Rows from a dataset
★ ★ ★ ★ ★ ★ ★
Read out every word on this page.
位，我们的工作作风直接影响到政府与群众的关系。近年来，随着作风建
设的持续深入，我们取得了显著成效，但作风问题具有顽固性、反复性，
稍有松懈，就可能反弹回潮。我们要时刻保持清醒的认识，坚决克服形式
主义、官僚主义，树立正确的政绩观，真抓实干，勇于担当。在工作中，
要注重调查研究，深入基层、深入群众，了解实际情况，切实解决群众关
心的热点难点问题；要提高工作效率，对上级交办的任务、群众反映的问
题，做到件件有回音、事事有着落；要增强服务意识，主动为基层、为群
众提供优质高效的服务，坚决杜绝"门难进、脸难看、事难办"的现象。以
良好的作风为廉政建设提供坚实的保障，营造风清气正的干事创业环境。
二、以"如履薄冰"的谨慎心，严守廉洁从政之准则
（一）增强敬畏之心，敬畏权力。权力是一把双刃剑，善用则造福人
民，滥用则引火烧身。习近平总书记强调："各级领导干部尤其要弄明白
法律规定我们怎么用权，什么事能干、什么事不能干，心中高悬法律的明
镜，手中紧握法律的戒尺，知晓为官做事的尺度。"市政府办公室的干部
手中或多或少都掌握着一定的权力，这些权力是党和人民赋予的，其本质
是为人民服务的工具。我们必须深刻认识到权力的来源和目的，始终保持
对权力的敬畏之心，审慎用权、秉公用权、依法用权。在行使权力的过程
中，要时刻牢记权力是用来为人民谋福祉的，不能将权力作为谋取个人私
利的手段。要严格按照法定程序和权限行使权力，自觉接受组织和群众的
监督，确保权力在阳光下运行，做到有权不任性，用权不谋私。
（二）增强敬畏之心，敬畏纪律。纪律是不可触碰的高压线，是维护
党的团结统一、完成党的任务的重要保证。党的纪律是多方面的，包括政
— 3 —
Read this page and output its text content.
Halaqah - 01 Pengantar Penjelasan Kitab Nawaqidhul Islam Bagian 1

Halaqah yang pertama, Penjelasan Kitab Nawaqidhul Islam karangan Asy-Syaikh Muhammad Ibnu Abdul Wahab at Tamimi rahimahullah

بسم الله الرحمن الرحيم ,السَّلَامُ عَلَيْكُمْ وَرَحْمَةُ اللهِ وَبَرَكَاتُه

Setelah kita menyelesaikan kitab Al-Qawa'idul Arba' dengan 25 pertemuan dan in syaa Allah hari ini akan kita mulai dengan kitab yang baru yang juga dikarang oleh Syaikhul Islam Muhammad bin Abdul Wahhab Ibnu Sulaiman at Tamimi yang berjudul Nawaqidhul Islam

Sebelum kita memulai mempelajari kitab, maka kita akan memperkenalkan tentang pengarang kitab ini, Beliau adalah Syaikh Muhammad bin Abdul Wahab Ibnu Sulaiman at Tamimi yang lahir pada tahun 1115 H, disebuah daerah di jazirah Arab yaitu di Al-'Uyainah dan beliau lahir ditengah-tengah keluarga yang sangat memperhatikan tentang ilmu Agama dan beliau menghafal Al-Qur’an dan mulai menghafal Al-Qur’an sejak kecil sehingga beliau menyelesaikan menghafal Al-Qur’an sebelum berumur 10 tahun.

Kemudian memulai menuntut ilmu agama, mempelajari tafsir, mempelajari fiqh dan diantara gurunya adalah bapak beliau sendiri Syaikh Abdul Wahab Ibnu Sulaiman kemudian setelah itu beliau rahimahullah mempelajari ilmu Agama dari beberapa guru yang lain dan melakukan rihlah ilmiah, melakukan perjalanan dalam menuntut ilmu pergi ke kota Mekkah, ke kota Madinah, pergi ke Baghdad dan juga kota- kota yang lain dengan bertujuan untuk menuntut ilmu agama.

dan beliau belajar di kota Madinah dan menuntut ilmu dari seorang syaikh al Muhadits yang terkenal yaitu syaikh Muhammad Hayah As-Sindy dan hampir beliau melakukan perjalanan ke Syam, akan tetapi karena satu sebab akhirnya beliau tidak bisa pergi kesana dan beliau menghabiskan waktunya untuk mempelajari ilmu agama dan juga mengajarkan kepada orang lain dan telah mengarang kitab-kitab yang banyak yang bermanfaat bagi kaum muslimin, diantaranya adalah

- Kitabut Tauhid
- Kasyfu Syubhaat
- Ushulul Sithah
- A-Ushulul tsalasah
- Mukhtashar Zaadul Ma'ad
★ ★ ★ ★ ★ ★ ★
» The request
Write out every line exactly as it stands.

» Output for this exercise
Read out every word on this page.
位，我们的工作作风直接影响到政府与群众的关系。近年来，随着作风建
设的持续深入，我们取得了显著成效，但作风问题具有顽固性、反复性，
稍有松懈，就可能反弹回潮。我们要时刻保持清醒的认识，坚决克服形式
主义、官僚主义，树立正确的政绩观，真抓实干，勇于担当。在工作中，
要注重调查研究，深入基层、深入群众，了解实际情况，切实解决群众关
心的热点难点问题；要提高工作效率，对上级交办的任务、群众反映的问
题，做到件件有回音、事事有着落；要增强服务意识，主动为基层、为群
众提供优质高效的服务，坚决杜绝"门难进、脸难看、事难办"的现象。以
良好的作风为廉政建设提供坚实的保障，营造风清气正的干事创业环境。
二、以"如履薄冰"的谨慎心，严守廉洁从政之准则
（一）增强敬畏之心，敬畏权力。权力是一把双刃剑，善用则造福人
民，滥用则引火烧身。习近平总书记强调："各级领导干部尤其要弄明白
法律规定我们怎么用权，什么事能干、什么事不能干，心中高悬法律的明
镜，手中紧握法律的戒尺，知晓为官做事的尺度。"市政府办公室的干部
手中或多或少都掌握着一定的权力，这些权力是党和人民赋予的，其本质
是为人民服务的工具。我们必须深刻认识到权力的来源和目的，始终保持
对权力的敬畏之心，审慎用权、秉公用权、依法用权。在行使权力的过程
中，要时刻牢记权力是用来为人民谋福祉的，不能将权力作为谋取个人私
利的手段。要严格按照法定程序和权限行使权力，自觉接受组织和群众的
监督，确保权力在阳光下运行，做到有权不任性，用权不谋私。
（二）增强敬畏之心，敬畏纪律。纪律是不可触碰的高压线，是维护
党的团结统一、完成党的任务的重要保证。党的纪律是多方面的，包括政
— 3 —
Read this page and output its text content.
Halaqah - 01 Pengantar Penjelasan Kitab Nawaqidhul Islam Bagian 1

Halaqah yang pertama, Penjelasan Kitab Nawaqidhul Islam karangan Asy-Syaikh Muhammad Ibnu Abdul Wahab at Tamimi rahimahullah

بسم الله الرحمن الرحيم ,السَّلَامُ عَلَيْكُمْ وَرَحْمَةُ اللهِ وَبَرَكَاتُه

Setelah kita menyelesaikan kitab Al-Qawa'idul Arba' dengan 25 pertemuan dan in syaa Allah hari ini akan kita mulai dengan kitab yang baru yang juga dikarang oleh Syaikhul Islam Muhammad bin Abdul Wahhab Ibnu Sulaiman at Tamimi yang berjudul Nawaqidhul Islam

Sebelum kita memulai mempelajari kitab, maka kita akan memperkenalkan tentang pengarang kitab ini, Beliau adalah Syaikh Muhammad bin Abdul Wahab Ibnu Sulaiman at Tamimi yang lahir pada tahun 1115 H, disebuah daerah di jazirah Arab yaitu di Al-'Uyainah dan beliau lahir ditengah-tengah keluarga yang sangat memperhatikan tentang ilmu Agama dan beliau menghafal Al-Qur’an dan mulai menghafal Al-Qur’an sejak kecil sehingga beliau menyelesaikan menghafal Al-Qur’an sebelum berumur 10 tahun.

Kemudian memulai menuntut ilmu agama, mempelajari tafsir, mempelajari fiqh dan diantara gurunya adalah bapak beliau sendiri Syaikh Abdul Wahab Ibnu Sulaiman kemudian setelah itu beliau rahimahullah mempelajari ilmu Agama dari beberapa guru yang lain dan melakukan rihlah ilmiah, melakukan perjalanan dalam menuntut ilmu pergi ke kota Mekkah, ke kota Madinah, pergi ke Baghdad dan juga kota- kota yang lain dengan bertujuan untuk menuntut ilmu agama.

dan beliau belajar di kota Madinah dan menuntut ilmu dari seorang syaikh al Muhadits yang terkenal yaitu syaikh Muhammad Hayah As-Sindy dan hampir beliau melakukan perjalanan ke Syam, akan tetapi karena satu sebab akhirnya beliau tidak bisa pergi kesana dan beliau menghabiskan waktunya untuk mempelajari ilmu agama dan juga mengajarkan kepada orang lain dan telah mengarang kitab-kitab yang banyak yang bermanfaat bagi kaum muslimin, diantaranya adalah

- Kitabut Tauhid
- Kasyfu Syubhaat
- Ushulul Sithah
- A-Ushulul tsalasah
- Mukhtashar Zaadul Ma'ad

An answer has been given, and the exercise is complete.